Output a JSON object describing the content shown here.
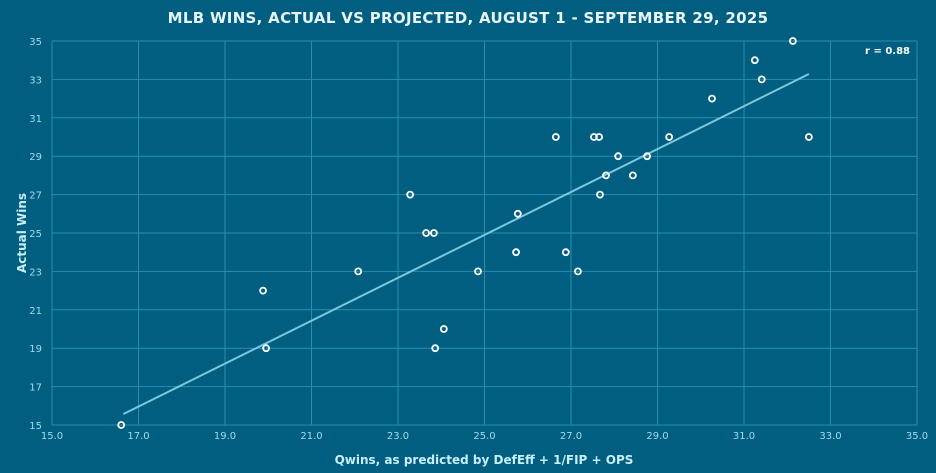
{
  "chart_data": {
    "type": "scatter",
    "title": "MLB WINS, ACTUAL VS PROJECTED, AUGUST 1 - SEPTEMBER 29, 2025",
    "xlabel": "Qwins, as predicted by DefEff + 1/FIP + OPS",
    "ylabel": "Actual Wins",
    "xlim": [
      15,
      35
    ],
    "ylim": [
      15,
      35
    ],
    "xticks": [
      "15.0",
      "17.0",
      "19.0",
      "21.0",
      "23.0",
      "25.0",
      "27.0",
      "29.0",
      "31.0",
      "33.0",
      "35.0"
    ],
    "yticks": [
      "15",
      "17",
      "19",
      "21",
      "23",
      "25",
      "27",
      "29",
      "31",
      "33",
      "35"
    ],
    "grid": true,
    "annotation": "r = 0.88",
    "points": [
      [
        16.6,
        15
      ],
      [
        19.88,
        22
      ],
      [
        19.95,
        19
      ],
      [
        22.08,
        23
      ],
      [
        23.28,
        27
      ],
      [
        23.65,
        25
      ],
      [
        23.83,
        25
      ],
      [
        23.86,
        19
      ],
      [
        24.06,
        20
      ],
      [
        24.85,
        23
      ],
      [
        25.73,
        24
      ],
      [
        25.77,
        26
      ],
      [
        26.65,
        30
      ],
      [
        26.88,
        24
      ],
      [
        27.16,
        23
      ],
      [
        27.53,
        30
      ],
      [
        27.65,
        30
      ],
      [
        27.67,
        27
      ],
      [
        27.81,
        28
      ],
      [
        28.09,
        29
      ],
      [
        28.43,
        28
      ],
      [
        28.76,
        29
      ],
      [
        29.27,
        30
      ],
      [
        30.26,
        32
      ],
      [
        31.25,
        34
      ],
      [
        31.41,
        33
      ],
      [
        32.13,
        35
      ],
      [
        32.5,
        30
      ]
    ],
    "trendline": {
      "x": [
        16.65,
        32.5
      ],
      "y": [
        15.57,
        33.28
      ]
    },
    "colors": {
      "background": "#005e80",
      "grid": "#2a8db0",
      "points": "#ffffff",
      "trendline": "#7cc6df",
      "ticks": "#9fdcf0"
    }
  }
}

----

### SET EXERCISE
Print out the whole of the material word for word, without pictures.

### SOLUTION FOR THIS TASK
Output a JSON object describing the content shown here.
{
  "chart_data": {
    "type": "scatter",
    "title": "MLB WINS, ACTUAL VS PROJECTED, AUGUST 1 - SEPTEMBER 29, 2025",
    "xlabel": "Qwins, as predicted by DefEff + 1/FIP + OPS",
    "ylabel": "Actual Wins",
    "xlim": [
      15,
      35
    ],
    "ylim": [
      15,
      35
    ],
    "xticks": [
      "15.0",
      "17.0",
      "19.0",
      "21.0",
      "23.0",
      "25.0",
      "27.0",
      "29.0",
      "31.0",
      "33.0",
      "35.0"
    ],
    "yticks": [
      "15",
      "17",
      "19",
      "21",
      "23",
      "25",
      "27",
      "29",
      "31",
      "33",
      "35"
    ],
    "grid": true,
    "annotation": "r = 0.88",
    "points": [
      [
        16.6,
        15
      ],
      [
        19.88,
        22
      ],
      [
        19.95,
        19
      ],
      [
        22.08,
        23
      ],
      [
        23.28,
        27
      ],
      [
        23.65,
        25
      ],
      [
        23.83,
        25
      ],
      [
        23.86,
        19
      ],
      [
        24.06,
        20
      ],
      [
        24.85,
        23
      ],
      [
        25.73,
        24
      ],
      [
        25.77,
        26
      ],
      [
        26.65,
        30
      ],
      [
        26.88,
        24
      ],
      [
        27.16,
        23
      ],
      [
        27.53,
        30
      ],
      [
        27.65,
        30
      ],
      [
        27.67,
        27
      ],
      [
        27.81,
        28
      ],
      [
        28.09,
        29
      ],
      [
        28.43,
        28
      ],
      [
        28.76,
        29
      ],
      [
        29.27,
        30
      ],
      [
        30.26,
        32
      ],
      [
        31.25,
        34
      ],
      [
        31.41,
        33
      ],
      [
        32.13,
        35
      ],
      [
        32.5,
        30
      ]
    ],
    "trendline": {
      "x": [
        16.65,
        32.5
      ],
      "y": [
        15.57,
        33.28
      ]
    },
    "colors": {
      "background": "#005e80",
      "grid": "#2a8db0",
      "points": "#ffffff",
      "trendline": "#7cc6df",
      "ticks": "#9fdcf0"
    }
  }
}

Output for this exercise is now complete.